- [Exercise task]: Output every entry exactly as given.

- [Records from a dataset]:
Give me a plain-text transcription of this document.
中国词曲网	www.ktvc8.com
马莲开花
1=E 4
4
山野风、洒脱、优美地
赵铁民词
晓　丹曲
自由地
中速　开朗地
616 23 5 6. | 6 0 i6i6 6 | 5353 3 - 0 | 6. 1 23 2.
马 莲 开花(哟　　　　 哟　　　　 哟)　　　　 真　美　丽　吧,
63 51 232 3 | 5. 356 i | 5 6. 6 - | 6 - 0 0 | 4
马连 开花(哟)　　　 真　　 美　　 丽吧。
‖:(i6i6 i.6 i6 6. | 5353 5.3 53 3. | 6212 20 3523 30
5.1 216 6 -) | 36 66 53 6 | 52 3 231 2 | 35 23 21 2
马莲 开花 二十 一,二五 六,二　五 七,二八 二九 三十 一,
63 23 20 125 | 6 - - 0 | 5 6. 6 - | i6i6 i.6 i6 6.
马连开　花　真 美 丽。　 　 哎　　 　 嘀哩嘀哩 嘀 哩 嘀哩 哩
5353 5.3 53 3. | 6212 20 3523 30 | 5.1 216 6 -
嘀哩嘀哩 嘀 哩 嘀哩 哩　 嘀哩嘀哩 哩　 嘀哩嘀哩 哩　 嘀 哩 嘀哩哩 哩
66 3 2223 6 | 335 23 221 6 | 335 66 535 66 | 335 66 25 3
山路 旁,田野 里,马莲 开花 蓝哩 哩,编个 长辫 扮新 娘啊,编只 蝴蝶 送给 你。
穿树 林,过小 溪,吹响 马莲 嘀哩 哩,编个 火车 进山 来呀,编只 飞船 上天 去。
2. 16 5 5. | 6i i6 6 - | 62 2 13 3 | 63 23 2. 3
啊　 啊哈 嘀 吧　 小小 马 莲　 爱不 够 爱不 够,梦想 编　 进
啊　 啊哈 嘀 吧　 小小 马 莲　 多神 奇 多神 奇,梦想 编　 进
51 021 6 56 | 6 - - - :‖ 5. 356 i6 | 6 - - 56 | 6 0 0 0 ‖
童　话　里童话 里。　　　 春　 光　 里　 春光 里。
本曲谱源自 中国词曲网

- [Result for this task]:
Give me a plain-text transcription of this document.
中国词曲网	www.ktvc8.com
马莲开花
1=E 4
4
山野风、洒脱、优美地
赵铁民词
晓　丹曲
自由地
中速　开朗地
616 23 5 6. | 6 0 i6i6 6 | 5353 3 - 0 | 6. 1 23 2.
马 莲 开花(哟　　　　 哟　　　　 哟)　　　　 真　美　丽　吧,
63 51 232 3 | 5. 356 i | 5 6. 6 - | 6 - 0 0 | 4
马连 开花(哟)　　　 真　　 美　　 丽吧。
‖:(i6i6 i.6 i6 6. | 5353 5.3 53 3. | 6212 20 3523 30
5.1 216 6 -) | 36 66 53 6 | 52 3 231 2 | 35 23 21 2
马莲 开花 二十 一,二五 六,二　五 七,二八 二九 三十 一,
63 23 20 125 | 6 - - 0 | 5 6. 6 - | i6i6 i.6 i6 6.
马连开　花　真 美 丽。　 　 哎　　 　 嘀哩嘀哩 嘀 哩 嘀哩 哩
5353 5.3 53 3. | 6212 20 3523 30 | 5.1 216 6 -
嘀哩嘀哩 嘀 哩 嘀哩 哩　 嘀哩嘀哩 哩　 嘀哩嘀哩 哩　 嘀 哩 嘀哩哩 哩
66 3 2223 6 | 335 23 221 6 | 335 66 535 66 | 335 66 25 3
山路 旁,田野 里,马莲 开花 蓝哩 哩,编个 长辫 扮新 娘啊,编只 蝴蝶 送给 你。
穿树 林,过小 溪,吹响 马莲 嘀哩 哩,编个 火车 进山 来呀,编只 飞船 上天 去。
2. 16 5 5. | 6i i6 6 - | 62 2 13 3 | 63 23 2. 3
啊　 啊哈 嘀 吧　 小小 马 莲　 爱不 够 爱不 够,梦想 编　 进
啊　 啊哈 嘀 吧　 小小 马 莲　 多神 奇 多神 奇,梦想 编　 进
51 021 6 56 | 6 - - - :‖ 5. 356 i6 | 6 - - 56 | 6 0 0 0 ‖
童　话　里童话 里。　　　 春　 光　 里　 春光 里。
本曲谱源自 中国词曲网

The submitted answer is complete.